━━━━━ RECORDS FOR THE TASK ━━━━━

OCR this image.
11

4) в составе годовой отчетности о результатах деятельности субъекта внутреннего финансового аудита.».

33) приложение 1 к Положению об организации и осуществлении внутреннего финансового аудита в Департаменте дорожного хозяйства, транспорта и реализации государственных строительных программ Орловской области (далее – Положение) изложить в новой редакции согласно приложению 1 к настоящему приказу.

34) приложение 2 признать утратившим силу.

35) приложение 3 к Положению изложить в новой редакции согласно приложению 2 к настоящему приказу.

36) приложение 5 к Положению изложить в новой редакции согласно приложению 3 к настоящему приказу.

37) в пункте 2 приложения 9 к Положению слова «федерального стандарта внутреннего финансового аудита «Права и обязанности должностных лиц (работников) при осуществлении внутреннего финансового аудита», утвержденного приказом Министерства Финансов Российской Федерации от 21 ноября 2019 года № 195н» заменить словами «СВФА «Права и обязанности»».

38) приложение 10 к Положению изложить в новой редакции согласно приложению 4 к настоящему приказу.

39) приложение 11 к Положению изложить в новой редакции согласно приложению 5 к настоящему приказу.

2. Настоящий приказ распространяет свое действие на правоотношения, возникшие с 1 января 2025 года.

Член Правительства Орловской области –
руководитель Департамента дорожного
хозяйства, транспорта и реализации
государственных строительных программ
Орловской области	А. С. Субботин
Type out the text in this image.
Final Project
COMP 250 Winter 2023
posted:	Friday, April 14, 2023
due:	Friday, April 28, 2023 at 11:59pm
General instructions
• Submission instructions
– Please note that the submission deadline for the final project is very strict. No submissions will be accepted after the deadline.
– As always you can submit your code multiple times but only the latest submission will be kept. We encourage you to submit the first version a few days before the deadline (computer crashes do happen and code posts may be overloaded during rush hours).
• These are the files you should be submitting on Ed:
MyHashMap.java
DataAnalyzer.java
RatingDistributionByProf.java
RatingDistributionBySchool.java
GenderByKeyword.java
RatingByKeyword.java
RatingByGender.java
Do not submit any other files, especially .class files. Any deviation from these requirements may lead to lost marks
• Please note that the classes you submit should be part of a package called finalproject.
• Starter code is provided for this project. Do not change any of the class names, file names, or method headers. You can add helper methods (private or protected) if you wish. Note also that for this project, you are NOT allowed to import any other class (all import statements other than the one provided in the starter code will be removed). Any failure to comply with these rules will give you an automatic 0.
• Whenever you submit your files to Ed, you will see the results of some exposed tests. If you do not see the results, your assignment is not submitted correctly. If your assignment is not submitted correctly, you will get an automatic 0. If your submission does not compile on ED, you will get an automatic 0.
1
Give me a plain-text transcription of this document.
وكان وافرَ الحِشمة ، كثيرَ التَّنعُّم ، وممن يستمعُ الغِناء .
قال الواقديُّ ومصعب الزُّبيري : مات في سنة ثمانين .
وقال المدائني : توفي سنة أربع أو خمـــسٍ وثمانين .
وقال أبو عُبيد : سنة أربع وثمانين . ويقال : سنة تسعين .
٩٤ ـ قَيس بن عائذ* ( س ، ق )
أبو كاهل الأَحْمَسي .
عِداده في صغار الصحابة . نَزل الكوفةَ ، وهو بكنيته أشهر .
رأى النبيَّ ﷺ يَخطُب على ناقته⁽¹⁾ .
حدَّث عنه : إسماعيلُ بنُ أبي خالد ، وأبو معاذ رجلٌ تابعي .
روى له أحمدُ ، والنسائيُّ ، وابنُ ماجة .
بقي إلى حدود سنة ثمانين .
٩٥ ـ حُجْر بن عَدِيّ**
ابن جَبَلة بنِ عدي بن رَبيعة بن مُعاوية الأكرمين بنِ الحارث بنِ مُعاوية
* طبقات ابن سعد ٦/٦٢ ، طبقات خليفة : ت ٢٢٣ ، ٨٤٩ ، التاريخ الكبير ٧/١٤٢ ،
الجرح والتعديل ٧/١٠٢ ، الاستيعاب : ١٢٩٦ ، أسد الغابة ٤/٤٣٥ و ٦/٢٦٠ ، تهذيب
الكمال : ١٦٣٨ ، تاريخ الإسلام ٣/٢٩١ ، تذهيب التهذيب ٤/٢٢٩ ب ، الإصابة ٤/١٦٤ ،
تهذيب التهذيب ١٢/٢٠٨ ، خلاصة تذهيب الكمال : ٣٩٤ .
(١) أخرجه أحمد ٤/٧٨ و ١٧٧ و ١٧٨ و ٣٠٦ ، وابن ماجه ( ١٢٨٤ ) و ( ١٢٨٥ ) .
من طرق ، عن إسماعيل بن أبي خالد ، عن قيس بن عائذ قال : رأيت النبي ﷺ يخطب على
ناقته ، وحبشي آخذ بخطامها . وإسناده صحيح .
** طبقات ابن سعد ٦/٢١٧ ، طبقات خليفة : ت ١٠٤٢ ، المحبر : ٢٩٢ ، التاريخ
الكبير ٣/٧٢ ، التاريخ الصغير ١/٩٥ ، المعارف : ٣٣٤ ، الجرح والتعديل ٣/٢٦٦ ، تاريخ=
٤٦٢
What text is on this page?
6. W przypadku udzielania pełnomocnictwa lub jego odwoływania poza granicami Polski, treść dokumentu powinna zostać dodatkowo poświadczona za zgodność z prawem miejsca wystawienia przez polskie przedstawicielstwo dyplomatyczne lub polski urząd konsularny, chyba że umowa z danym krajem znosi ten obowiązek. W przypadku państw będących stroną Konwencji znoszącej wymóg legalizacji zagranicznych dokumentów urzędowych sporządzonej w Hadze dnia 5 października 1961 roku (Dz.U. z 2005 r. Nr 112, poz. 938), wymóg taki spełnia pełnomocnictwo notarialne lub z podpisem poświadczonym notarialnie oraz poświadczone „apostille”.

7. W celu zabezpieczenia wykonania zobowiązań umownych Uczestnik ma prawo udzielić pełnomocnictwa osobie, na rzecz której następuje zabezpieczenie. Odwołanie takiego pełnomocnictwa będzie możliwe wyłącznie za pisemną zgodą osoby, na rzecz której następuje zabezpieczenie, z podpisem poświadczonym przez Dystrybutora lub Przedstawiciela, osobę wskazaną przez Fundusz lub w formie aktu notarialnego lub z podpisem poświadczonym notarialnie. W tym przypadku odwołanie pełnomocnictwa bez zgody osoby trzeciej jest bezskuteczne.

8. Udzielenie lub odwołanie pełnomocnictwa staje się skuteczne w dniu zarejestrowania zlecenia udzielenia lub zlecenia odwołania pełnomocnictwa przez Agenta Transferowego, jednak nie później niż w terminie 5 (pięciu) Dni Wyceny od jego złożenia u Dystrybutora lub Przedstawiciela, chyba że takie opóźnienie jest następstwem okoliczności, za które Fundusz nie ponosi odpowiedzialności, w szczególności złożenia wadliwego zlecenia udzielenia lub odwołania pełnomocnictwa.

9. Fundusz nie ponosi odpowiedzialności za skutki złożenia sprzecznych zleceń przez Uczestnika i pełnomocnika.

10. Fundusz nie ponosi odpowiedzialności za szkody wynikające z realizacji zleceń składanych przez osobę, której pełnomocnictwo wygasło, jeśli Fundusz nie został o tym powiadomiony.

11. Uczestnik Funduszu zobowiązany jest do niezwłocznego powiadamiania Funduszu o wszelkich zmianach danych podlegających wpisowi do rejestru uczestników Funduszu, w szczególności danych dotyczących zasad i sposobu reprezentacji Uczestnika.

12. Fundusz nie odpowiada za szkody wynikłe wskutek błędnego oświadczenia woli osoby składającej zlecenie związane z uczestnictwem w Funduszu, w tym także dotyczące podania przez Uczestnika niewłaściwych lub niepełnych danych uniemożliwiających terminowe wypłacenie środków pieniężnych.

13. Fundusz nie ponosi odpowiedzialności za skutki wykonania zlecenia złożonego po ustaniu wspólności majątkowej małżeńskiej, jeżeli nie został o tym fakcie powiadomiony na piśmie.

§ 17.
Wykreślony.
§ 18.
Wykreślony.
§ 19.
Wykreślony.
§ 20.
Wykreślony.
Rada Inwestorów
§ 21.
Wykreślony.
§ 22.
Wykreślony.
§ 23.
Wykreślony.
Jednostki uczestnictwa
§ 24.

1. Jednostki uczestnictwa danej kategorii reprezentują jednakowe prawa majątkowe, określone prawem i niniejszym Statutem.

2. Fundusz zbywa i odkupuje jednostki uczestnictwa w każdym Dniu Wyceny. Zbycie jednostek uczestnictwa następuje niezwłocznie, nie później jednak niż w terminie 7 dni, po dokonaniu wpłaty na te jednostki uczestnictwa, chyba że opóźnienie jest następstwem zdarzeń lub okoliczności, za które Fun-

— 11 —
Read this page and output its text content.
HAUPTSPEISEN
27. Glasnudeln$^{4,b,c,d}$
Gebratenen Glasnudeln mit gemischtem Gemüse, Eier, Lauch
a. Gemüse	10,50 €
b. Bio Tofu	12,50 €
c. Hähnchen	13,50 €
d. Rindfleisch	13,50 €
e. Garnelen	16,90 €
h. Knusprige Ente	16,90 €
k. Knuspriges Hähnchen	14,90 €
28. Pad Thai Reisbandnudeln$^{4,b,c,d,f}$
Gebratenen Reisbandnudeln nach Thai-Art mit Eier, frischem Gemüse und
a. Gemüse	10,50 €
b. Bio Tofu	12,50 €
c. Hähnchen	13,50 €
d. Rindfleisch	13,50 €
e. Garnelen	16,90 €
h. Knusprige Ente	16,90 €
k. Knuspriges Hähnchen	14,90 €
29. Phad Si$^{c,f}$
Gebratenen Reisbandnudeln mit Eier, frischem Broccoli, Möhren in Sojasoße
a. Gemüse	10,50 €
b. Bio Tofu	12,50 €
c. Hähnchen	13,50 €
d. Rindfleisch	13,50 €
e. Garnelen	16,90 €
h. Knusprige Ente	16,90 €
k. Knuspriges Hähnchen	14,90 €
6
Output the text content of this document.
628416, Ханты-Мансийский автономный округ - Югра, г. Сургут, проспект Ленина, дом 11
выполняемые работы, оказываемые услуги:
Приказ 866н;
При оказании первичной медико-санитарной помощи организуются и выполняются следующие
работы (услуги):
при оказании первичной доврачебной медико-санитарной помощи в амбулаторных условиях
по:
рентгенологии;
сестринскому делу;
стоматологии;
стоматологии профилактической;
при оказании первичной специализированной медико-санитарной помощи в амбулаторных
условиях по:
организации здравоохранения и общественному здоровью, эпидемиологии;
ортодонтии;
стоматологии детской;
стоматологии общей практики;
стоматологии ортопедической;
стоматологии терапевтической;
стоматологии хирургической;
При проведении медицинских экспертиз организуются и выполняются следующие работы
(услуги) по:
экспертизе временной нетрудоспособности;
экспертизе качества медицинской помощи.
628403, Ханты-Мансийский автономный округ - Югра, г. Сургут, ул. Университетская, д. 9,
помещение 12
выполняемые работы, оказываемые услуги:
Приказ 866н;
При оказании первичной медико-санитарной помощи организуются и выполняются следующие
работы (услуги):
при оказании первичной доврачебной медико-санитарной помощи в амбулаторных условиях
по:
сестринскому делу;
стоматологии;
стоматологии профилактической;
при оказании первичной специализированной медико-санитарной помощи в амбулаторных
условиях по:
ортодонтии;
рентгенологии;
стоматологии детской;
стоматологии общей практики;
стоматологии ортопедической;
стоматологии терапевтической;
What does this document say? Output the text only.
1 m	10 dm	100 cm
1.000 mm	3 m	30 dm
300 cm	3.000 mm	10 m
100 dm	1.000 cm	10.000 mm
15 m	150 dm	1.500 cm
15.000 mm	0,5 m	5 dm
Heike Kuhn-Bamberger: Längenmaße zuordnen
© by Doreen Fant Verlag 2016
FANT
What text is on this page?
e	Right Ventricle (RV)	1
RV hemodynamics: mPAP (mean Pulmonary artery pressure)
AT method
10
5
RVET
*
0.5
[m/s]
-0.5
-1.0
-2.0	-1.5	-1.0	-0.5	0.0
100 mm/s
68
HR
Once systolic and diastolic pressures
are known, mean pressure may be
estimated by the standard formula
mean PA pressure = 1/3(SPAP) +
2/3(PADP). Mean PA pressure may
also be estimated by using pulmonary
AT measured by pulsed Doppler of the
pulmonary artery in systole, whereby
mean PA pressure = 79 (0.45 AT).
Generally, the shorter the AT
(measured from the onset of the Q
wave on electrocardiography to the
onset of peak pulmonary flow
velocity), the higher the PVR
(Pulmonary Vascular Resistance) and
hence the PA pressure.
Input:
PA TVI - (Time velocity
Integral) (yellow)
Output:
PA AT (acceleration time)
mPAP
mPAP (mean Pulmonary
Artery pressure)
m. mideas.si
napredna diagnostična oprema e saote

━━━━━

▸ **SHORT TASK**
Take every line from the data that contains the word "редакции".

▸ **OUTPUT FOR THIS TASK**
33) приложение 1 к Положению об организации и осуществлении внутреннего финансового аудита в Департаменте дорожного хозяйства, транспорта и реализации государственных строительных программ Орловской области (далее – Положение) изложить в новой редакции согласно приложению 1 к настоящему приказу.
35) приложение 3 к Положению изложить в новой редакции согласно приложению 2 к настоящему приказу.
36) приложение 5 к Положению изложить в новой редакции согласно приложению 3 к настоящему приказу.
38) приложение 10 к Положению изложить в новой редакции согласно приложению 4 к настоящему приказу.
39) приложение 11 к Положению изложить в новой редакции согласно приложению 5 к настоящему приказу.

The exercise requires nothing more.